_What you need to do:_ Repeat the entries that follow verbatim, without any of their pictures.

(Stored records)

++++

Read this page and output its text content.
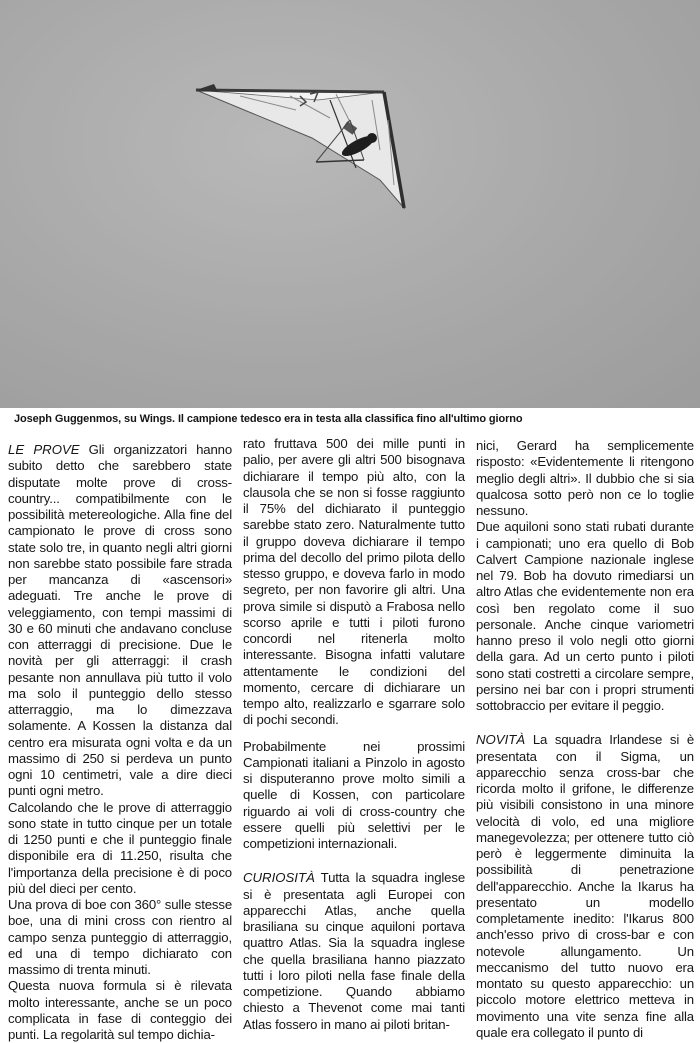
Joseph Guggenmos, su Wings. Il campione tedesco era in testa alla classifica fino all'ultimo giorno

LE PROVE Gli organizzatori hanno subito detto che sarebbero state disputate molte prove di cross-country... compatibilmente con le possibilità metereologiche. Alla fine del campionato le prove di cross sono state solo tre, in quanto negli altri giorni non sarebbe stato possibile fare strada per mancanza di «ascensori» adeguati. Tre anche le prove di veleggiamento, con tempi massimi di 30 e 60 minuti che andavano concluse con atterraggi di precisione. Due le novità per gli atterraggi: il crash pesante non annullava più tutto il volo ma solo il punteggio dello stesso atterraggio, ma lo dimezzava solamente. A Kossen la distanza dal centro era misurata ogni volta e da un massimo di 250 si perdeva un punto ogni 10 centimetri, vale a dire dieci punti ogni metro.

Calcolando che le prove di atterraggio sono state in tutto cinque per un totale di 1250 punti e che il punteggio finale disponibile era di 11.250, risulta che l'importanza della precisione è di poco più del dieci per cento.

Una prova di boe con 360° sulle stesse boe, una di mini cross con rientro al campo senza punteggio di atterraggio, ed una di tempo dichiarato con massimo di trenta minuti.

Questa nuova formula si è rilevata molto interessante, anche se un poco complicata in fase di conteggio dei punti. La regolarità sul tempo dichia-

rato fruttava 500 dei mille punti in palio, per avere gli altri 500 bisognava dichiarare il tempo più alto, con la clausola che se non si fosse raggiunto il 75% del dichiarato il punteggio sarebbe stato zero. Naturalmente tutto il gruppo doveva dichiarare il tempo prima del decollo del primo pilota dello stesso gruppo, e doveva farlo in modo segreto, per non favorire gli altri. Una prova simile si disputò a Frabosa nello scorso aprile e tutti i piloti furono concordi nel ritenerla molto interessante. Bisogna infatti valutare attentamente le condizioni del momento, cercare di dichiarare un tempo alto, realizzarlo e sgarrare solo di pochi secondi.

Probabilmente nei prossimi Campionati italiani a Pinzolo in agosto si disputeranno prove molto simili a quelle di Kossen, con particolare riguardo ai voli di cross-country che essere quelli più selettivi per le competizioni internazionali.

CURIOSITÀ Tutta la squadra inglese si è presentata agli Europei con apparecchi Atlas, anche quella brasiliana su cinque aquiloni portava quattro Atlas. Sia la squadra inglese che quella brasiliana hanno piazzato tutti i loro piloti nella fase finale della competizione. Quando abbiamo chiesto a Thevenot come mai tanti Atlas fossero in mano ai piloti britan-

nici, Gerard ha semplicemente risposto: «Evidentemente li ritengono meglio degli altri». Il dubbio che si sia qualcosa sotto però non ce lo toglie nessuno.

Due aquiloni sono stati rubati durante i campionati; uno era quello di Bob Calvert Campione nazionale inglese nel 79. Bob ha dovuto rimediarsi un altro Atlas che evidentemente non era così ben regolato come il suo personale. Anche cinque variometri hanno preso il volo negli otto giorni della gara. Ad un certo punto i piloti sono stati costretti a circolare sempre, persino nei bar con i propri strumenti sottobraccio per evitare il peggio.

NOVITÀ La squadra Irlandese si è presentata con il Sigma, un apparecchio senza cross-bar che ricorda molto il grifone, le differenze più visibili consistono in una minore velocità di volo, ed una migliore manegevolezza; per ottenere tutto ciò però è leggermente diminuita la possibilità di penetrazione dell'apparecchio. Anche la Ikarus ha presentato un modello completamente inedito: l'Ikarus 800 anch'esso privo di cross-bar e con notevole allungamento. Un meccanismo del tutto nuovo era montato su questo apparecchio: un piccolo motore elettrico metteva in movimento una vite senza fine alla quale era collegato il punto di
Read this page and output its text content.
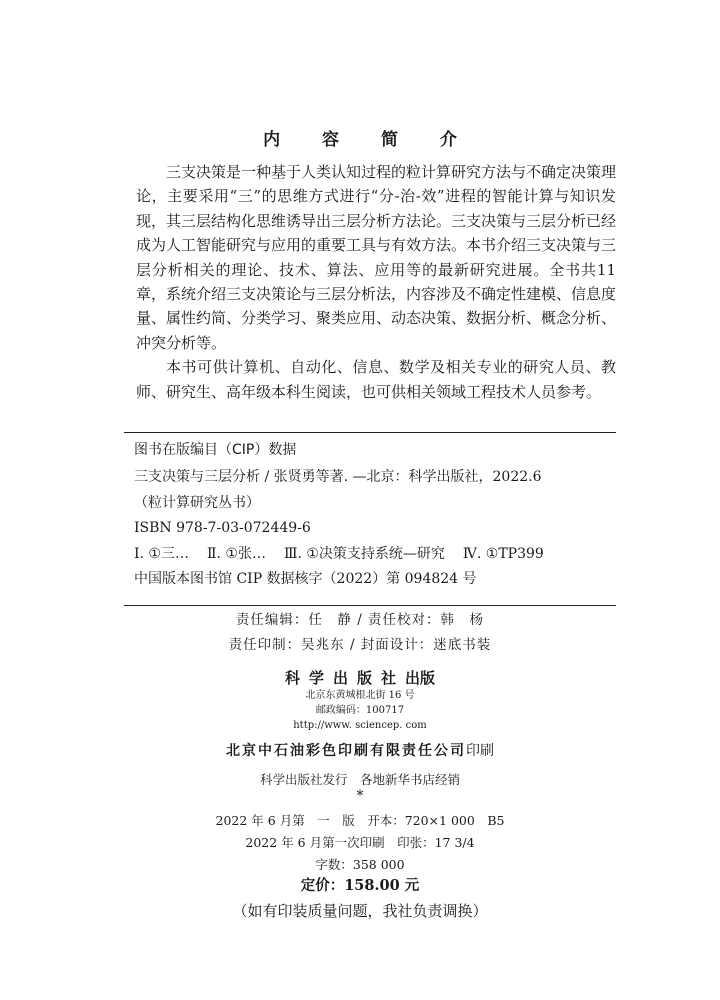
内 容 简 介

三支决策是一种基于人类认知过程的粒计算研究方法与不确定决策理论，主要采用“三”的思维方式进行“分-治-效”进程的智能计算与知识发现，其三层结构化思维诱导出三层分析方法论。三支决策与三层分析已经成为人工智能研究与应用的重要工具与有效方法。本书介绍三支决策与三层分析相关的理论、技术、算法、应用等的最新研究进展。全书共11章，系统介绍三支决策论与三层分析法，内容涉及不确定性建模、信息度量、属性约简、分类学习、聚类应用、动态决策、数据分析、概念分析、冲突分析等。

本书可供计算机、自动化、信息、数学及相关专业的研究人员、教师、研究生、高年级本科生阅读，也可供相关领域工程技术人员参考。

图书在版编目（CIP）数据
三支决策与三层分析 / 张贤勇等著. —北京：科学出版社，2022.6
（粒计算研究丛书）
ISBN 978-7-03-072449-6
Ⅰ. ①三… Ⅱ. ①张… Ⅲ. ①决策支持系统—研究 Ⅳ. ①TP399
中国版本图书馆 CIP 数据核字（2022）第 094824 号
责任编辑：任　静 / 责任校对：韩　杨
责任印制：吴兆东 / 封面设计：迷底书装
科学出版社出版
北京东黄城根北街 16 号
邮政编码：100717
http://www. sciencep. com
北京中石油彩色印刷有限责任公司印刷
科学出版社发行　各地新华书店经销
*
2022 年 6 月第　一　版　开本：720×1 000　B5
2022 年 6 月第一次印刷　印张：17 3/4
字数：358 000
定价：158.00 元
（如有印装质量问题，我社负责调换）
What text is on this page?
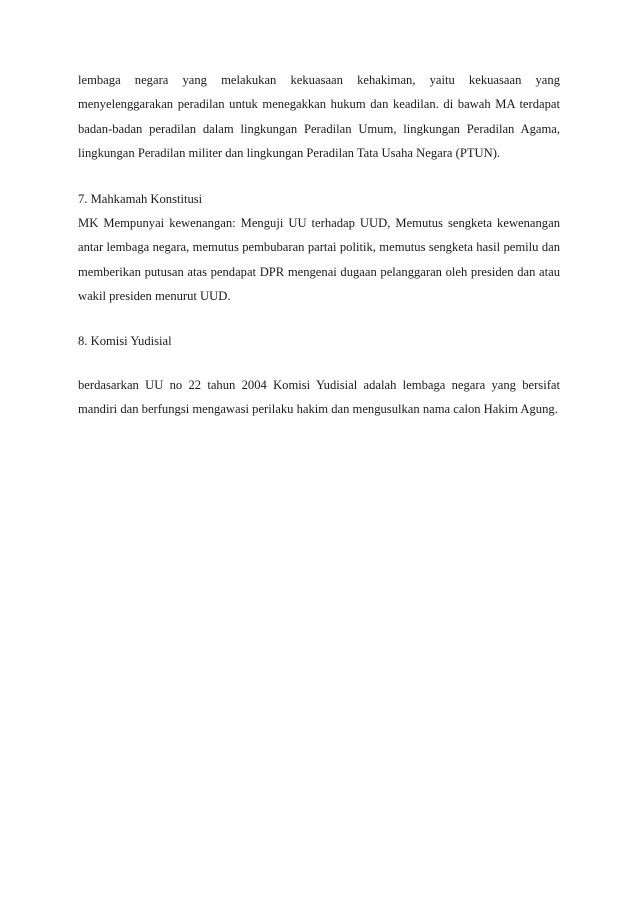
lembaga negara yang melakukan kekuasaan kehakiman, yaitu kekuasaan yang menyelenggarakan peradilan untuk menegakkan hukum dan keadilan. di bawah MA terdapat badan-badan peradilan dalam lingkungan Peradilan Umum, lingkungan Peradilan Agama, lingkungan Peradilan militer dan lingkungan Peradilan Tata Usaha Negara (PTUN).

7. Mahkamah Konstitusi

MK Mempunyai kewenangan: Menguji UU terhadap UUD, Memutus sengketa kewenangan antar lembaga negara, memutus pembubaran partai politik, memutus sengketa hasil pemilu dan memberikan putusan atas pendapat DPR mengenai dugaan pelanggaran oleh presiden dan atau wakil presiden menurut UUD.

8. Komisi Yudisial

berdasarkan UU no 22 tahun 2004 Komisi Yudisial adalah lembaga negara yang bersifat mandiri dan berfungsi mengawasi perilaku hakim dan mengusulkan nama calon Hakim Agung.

++++

_Answer to this exercise:_
Read this page and output its text content.
Joseph Guggenmos, su Wings. Il campione tedesco era in testa alla classifica fino all'ultimo giorno

LE PROVE Gli organizzatori hanno subito detto che sarebbero state disputate molte prove di cross-country... compatibilmente con le possibilità metereologiche. Alla fine del campionato le prove di cross sono state solo tre, in quanto negli altri giorni non sarebbe stato possibile fare strada per mancanza di «ascensori» adeguati. Tre anche le prove di veleggiamento, con tempi massimi di 30 e 60 minuti che andavano concluse con atterraggi di precisione. Due le novità per gli atterraggi: il crash pesante non annullava più tutto il volo ma solo il punteggio dello stesso atterraggio, ma lo dimezzava solamente. A Kossen la distanza dal centro era misurata ogni volta e da un massimo di 250 si perdeva un punto ogni 10 centimetri, vale a dire dieci punti ogni metro.

Calcolando che le prove di atterraggio sono state in tutto cinque per un totale di 1250 punti e che il punteggio finale disponibile era di 11.250, risulta che l'importanza della precisione è di poco più del dieci per cento.

Una prova di boe con 360° sulle stesse boe, una di mini cross con rientro al campo senza punteggio di atterraggio, ed una di tempo dichiarato con massimo di trenta minuti.

Questa nuova formula si è rilevata molto interessante, anche se un poco complicata in fase di conteggio dei punti. La regolarità sul tempo dichia-

rato fruttava 500 dei mille punti in palio, per avere gli altri 500 bisognava dichiarare il tempo più alto, con la clausola che se non si fosse raggiunto il 75% del dichiarato il punteggio sarebbe stato zero. Naturalmente tutto il gruppo doveva dichiarare il tempo prima del decollo del primo pilota dello stesso gruppo, e doveva farlo in modo segreto, per non favorire gli altri. Una prova simile si disputò a Frabosa nello scorso aprile e tutti i piloti furono concordi nel ritenerla molto interessante. Bisogna infatti valutare attentamente le condizioni del momento, cercare di dichiarare un tempo alto, realizzarlo e sgarrare solo di pochi secondi.

Probabilmente nei prossimi Campionati italiani a Pinzolo in agosto si disputeranno prove molto simili a quelle di Kossen, con particolare riguardo ai voli di cross-country che essere quelli più selettivi per le competizioni internazionali.

CURIOSITÀ Tutta la squadra inglese si è presentata agli Europei con apparecchi Atlas, anche quella brasiliana su cinque aquiloni portava quattro Atlas. Sia la squadra inglese che quella brasiliana hanno piazzato tutti i loro piloti nella fase finale della competizione. Quando abbiamo chiesto a Thevenot come mai tanti Atlas fossero in mano ai piloti britan-

nici, Gerard ha semplicemente risposto: «Evidentemente li ritengono meglio degli altri». Il dubbio che si sia qualcosa sotto però non ce lo toglie nessuno.

Due aquiloni sono stati rubati durante i campionati; uno era quello di Bob Calvert Campione nazionale inglese nel 79. Bob ha dovuto rimediarsi un altro Atlas che evidentemente non era così ben regolato come il suo personale. Anche cinque variometri hanno preso il volo negli otto giorni della gara. Ad un certo punto i piloti sono stati costretti a circolare sempre, persino nei bar con i propri strumenti sottobraccio per evitare il peggio.

NOVITÀ La squadra Irlandese si è presentata con il Sigma, un apparecchio senza cross-bar che ricorda molto il grifone, le differenze più visibili consistono in una minore velocità di volo, ed una migliore manegevolezza; per ottenere tutto ciò però è leggermente diminuita la possibilità di penetrazione dell'apparecchio. Anche la Ikarus ha presentato un modello completamente inedito: l'Ikarus 800 anch'esso privo di cross-bar e con notevole allungamento. Un meccanismo del tutto nuovo era montato su questo apparecchio: un piccolo motore elettrico metteva in movimento una vite senza fine alla quale era collegato il punto di
Read this page and output its text content.
内 容 简 介

三支决策是一种基于人类认知过程的粒计算研究方法与不确定决策理论，主要采用“三”的思维方式进行“分-治-效”进程的智能计算与知识发现，其三层结构化思维诱导出三层分析方法论。三支决策与三层分析已经成为人工智能研究与应用的重要工具与有效方法。本书介绍三支决策与三层分析相关的理论、技术、算法、应用等的最新研究进展。全书共11章，系统介绍三支决策论与三层分析法，内容涉及不确定性建模、信息度量、属性约简、分类学习、聚类应用、动态决策、数据分析、概念分析、冲突分析等。

本书可供计算机、自动化、信息、数学及相关专业的研究人员、教师、研究生、高年级本科生阅读，也可供相关领域工程技术人员参考。

图书在版编目（CIP）数据
三支决策与三层分析 / 张贤勇等著. —北京：科学出版社，2022.6
（粒计算研究丛书）
ISBN 978-7-03-072449-6
Ⅰ. ①三… Ⅱ. ①张… Ⅲ. ①决策支持系统—研究 Ⅳ. ①TP399
中国版本图书馆 CIP 数据核字（2022）第 094824 号
责任编辑：任　静 / 责任校对：韩　杨
责任印制：吴兆东 / 封面设计：迷底书装
科学出版社出版
北京东黄城根北街 16 号
邮政编码：100717
http://www. sciencep. com
北京中石油彩色印刷有限责任公司印刷
科学出版社发行　各地新华书店经销
*
2022 年 6 月第　一　版　开本：720×1 000　B5
2022 年 6 月第一次印刷　印张：17 3/4
字数：358 000
定价：158.00 元
（如有印装质量问题，我社负责调换）
What text is on this page?
lembaga negara yang melakukan kekuasaan kehakiman, yaitu kekuasaan yang menyelenggarakan peradilan untuk menegakkan hukum dan keadilan. di bawah MA terdapat badan-badan peradilan dalam lingkungan Peradilan Umum, lingkungan Peradilan Agama, lingkungan Peradilan militer dan lingkungan Peradilan Tata Usaha Negara (PTUN).

7. Mahkamah Konstitusi

MK Mempunyai kewenangan: Menguji UU terhadap UUD, Memutus sengketa kewenangan antar lembaga negara, memutus pembubaran partai politik, memutus sengketa hasil pemilu dan memberikan putusan atas pendapat DPR mengenai dugaan pelanggaran oleh presiden dan atau wakil presiden menurut UUD.

8. Komisi Yudisial

berdasarkan UU no 22 tahun 2004 Komisi Yudisial adalah lembaga negara yang bersifat mandiri dan berfungsi mengawasi perilaku hakim dan mengusulkan nama calon Hakim Agung.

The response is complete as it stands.